Would you transcribe all of the data exactly, down to the last character?

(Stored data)
⟨

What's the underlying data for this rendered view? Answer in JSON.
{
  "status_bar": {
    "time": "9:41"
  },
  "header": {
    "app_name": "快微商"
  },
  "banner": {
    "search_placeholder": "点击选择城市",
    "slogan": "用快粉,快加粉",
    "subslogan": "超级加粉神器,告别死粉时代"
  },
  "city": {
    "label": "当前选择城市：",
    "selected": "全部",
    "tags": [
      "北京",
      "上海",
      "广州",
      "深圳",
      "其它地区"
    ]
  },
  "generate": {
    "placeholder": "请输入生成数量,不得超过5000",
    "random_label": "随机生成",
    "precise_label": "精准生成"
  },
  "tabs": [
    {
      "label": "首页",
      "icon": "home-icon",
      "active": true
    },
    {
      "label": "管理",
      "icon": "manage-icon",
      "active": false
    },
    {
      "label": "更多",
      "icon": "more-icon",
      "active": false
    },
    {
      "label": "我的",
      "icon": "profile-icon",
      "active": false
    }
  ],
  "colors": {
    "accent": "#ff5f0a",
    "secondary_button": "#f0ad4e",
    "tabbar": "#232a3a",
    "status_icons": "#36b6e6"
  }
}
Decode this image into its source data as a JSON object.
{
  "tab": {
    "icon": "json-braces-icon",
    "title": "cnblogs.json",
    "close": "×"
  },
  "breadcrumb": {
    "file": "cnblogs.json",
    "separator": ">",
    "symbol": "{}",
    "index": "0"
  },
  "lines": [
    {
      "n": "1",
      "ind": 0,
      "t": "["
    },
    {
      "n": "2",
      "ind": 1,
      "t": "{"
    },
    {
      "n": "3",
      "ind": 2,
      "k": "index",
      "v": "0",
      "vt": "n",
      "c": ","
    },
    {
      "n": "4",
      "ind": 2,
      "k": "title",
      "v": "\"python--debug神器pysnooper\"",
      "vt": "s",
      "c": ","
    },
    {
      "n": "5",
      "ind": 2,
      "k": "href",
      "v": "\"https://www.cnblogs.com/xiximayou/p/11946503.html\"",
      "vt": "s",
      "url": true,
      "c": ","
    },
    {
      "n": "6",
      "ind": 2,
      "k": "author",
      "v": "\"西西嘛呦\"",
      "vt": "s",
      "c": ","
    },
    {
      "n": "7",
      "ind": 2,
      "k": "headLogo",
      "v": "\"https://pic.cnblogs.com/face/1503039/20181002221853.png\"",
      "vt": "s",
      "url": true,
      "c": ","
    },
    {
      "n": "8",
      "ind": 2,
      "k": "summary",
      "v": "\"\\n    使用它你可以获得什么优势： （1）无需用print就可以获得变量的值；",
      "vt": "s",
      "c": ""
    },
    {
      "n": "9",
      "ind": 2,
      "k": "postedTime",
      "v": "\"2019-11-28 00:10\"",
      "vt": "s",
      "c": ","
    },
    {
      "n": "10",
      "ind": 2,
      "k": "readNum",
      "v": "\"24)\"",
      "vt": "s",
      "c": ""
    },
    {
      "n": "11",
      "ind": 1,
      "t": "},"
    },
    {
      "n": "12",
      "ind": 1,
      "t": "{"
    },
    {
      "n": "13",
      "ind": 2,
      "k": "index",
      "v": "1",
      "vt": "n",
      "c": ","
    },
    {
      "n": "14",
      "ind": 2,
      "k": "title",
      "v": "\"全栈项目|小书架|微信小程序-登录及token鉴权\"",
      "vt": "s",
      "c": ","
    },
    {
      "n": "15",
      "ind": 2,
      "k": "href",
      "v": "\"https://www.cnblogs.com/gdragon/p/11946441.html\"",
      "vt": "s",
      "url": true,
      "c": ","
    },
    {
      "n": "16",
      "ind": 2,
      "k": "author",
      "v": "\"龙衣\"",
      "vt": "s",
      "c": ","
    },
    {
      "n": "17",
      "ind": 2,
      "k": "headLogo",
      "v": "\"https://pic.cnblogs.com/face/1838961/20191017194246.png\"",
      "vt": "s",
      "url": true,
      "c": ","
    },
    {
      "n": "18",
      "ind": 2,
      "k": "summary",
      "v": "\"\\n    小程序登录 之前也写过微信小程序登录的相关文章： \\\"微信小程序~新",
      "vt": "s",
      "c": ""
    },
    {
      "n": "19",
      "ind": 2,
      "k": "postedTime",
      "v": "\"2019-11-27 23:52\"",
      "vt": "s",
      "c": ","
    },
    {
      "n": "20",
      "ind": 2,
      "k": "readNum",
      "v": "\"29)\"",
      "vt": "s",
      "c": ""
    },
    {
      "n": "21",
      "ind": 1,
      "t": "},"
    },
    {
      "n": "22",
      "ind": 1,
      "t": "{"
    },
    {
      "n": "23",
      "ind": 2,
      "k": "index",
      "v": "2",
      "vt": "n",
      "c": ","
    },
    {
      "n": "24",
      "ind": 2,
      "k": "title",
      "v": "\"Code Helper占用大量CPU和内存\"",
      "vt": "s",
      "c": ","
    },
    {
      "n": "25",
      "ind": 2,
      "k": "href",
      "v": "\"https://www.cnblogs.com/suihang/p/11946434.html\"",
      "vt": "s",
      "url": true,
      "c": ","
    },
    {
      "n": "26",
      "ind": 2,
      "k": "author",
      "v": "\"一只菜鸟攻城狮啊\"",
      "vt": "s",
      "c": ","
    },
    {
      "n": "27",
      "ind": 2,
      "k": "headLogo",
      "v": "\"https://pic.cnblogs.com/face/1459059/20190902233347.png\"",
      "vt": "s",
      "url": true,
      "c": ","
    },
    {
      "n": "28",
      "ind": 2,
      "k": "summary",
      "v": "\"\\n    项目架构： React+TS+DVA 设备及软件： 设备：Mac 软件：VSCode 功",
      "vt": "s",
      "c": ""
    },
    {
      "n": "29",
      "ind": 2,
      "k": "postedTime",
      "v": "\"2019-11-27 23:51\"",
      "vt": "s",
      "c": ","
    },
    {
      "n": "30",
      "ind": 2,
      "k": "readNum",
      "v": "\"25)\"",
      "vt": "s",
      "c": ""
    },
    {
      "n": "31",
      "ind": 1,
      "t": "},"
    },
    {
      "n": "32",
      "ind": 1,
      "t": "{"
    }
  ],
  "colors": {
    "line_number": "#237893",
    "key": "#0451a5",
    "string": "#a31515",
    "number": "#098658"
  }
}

⟩

**ANSWER FOR THIS EXERCISE**
What's the underlying data for this rendered view? Answer in JSON.
{
  "status_bar": {
    "time": "9:41"
  },
  "header": {
    "app_name": "快微商"
  },
  "banner": {
    "search_placeholder": "点击选择城市",
    "slogan": "用快粉,快加粉",
    "subslogan": "超级加粉神器,告别死粉时代"
  },
  "city": {
    "label": "当前选择城市：",
    "selected": "全部",
    "tags": [
      "北京",
      "上海",
      "广州",
      "深圳",
      "其它地区"
    ]
  },
  "generate": {
    "placeholder": "请输入生成数量,不得超过5000",
    "random_label": "随机生成",
    "precise_label": "精准生成"
  },
  "tabs": [
    {
      "label": "首页",
      "icon": "home-icon",
      "active": true
    },
    {
      "label": "管理",
      "icon": "manage-icon",
      "active": false
    },
    {
      "label": "更多",
      "icon": "more-icon",
      "active": false
    },
    {
      "label": "我的",
      "icon": "profile-icon",
      "active": false
    }
  ],
  "colors": {
    "accent": "#ff5f0a",
    "secondary_button": "#f0ad4e",
    "tabbar": "#232a3a",
    "status_icons": "#36b6e6"
  }
}
Decode this image into its source data as a JSON object.
{
  "tab": {
    "icon": "json-braces-icon",
    "title": "cnblogs.json",
    "close": "×"
  },
  "breadcrumb": {
    "file": "cnblogs.json",
    "separator": ">",
    "symbol": "{}",
    "index": "0"
  },
  "lines": [
    {
      "n": "1",
      "ind": 0,
      "t": "["
    },
    {
      "n": "2",
      "ind": 1,
      "t": "{"
    },
    {
      "n": "3",
      "ind": 2,
      "k": "index",
      "v": "0",
      "vt": "n",
      "c": ","
    },
    {
      "n": "4",
      "ind": 2,
      "k": "title",
      "v": "\"python--debug神器pysnooper\"",
      "vt": "s",
      "c": ","
    },
    {
      "n": "5",
      "ind": 2,
      "k": "href",
      "v": "\"https://www.cnblogs.com/xiximayou/p/11946503.html\"",
      "vt": "s",
      "url": true,
      "c": ","
    },
    {
      "n": "6",
      "ind": 2,
      "k": "author",
      "v": "\"西西嘛呦\"",
      "vt": "s",
      "c": ","
    },
    {
      "n": "7",
      "ind": 2,
      "k": "headLogo",
      "v": "\"https://pic.cnblogs.com/face/1503039/20181002221853.png\"",
      "vt": "s",
      "url": true,
      "c": ","
    },
    {
      "n": "8",
      "ind": 2,
      "k": "summary",
      "v": "\"\\n    使用它你可以获得什么优势： （1）无需用print就可以获得变量的值；",
      "vt": "s",
      "c": ""
    },
    {
      "n": "9",
      "ind": 2,
      "k": "postedTime",
      "v": "\"2019-11-28 00:10\"",
      "vt": "s",
      "c": ","
    },
    {
      "n": "10",
      "ind": 2,
      "k": "readNum",
      "v": "\"24)\"",
      "vt": "s",
      "c": ""
    },
    {
      "n": "11",
      "ind": 1,
      "t": "},"
    },
    {
      "n": "12",
      "ind": 1,
      "t": "{"
    },
    {
      "n": "13",
      "ind": 2,
      "k": "index",
      "v": "1",
      "vt": "n",
      "c": ","
    },
    {
      "n": "14",
      "ind": 2,
      "k": "title",
      "v": "\"全栈项目|小书架|微信小程序-登录及token鉴权\"",
      "vt": "s",
      "c": ","
    },
    {
      "n": "15",
      "ind": 2,
      "k": "href",
      "v": "\"https://www.cnblogs.com/gdragon/p/11946441.html\"",
      "vt": "s",
      "url": true,
      "c": ","
    },
    {
      "n": "16",
      "ind": 2,
      "k": "author",
      "v": "\"龙衣\"",
      "vt": "s",
      "c": ","
    },
    {
      "n": "17",
      "ind": 2,
      "k": "headLogo",
      "v": "\"https://pic.cnblogs.com/face/1838961/20191017194246.png\"",
      "vt": "s",
      "url": true,
      "c": ","
    },
    {
      "n": "18",
      "ind": 2,
      "k": "summary",
      "v": "\"\\n    小程序登录 之前也写过微信小程序登录的相关文章： \\\"微信小程序~新",
      "vt": "s",
      "c": ""
    },
    {
      "n": "19",
      "ind": 2,
      "k": "postedTime",
      "v": "\"2019-11-27 23:52\"",
      "vt": "s",
      "c": ","
    },
    {
      "n": "20",
      "ind": 2,
      "k": "readNum",
      "v": "\"29)\"",
      "vt": "s",
      "c": ""
    },
    {
      "n": "21",
      "ind": 1,
      "t": "},"
    },
    {
      "n": "22",
      "ind": 1,
      "t": "{"
    },
    {
      "n": "23",
      "ind": 2,
      "k": "index",
      "v": "2",
      "vt": "n",
      "c": ","
    },
    {
      "n": "24",
      "ind": 2,
      "k": "title",
      "v": "\"Code Helper占用大量CPU和内存\"",
      "vt": "s",
      "c": ","
    },
    {
      "n": "25",
      "ind": 2,
      "k": "href",
      "v": "\"https://www.cnblogs.com/suihang/p/11946434.html\"",
      "vt": "s",
      "url": true,
      "c": ","
    },
    {
      "n": "26",
      "ind": 2,
      "k": "author",
      "v": "\"一只菜鸟攻城狮啊\"",
      "vt": "s",
      "c": ","
    },
    {
      "n": "27",
      "ind": 2,
      "k": "headLogo",
      "v": "\"https://pic.cnblogs.com/face/1459059/20190902233347.png\"",
      "vt": "s",
      "url": true,
      "c": ","
    },
    {
      "n": "28",
      "ind": 2,
      "k": "summary",
      "v": "\"\\n    项目架构： React+TS+DVA 设备及软件： 设备：Mac 软件：VSCode 功",
      "vt": "s",
      "c": ""
    },
    {
      "n": "29",
      "ind": 2,
      "k": "postedTime",
      "v": "\"2019-11-27 23:51\"",
      "vt": "s",
      "c": ","
    },
    {
      "n": "30",
      "ind": 2,
      "k": "readNum",
      "v": "\"25)\"",
      "vt": "s",
      "c": ""
    },
    {
      "n": "31",
      "ind": 1,
      "t": "},"
    },
    {
      "n": "32",
      "ind": 1,
      "t": "{"
    }
  ],
  "colors": {
    "line_number": "#237893",
    "key": "#0451a5",
    "string": "#a31515",
    "number": "#098658"
  }
}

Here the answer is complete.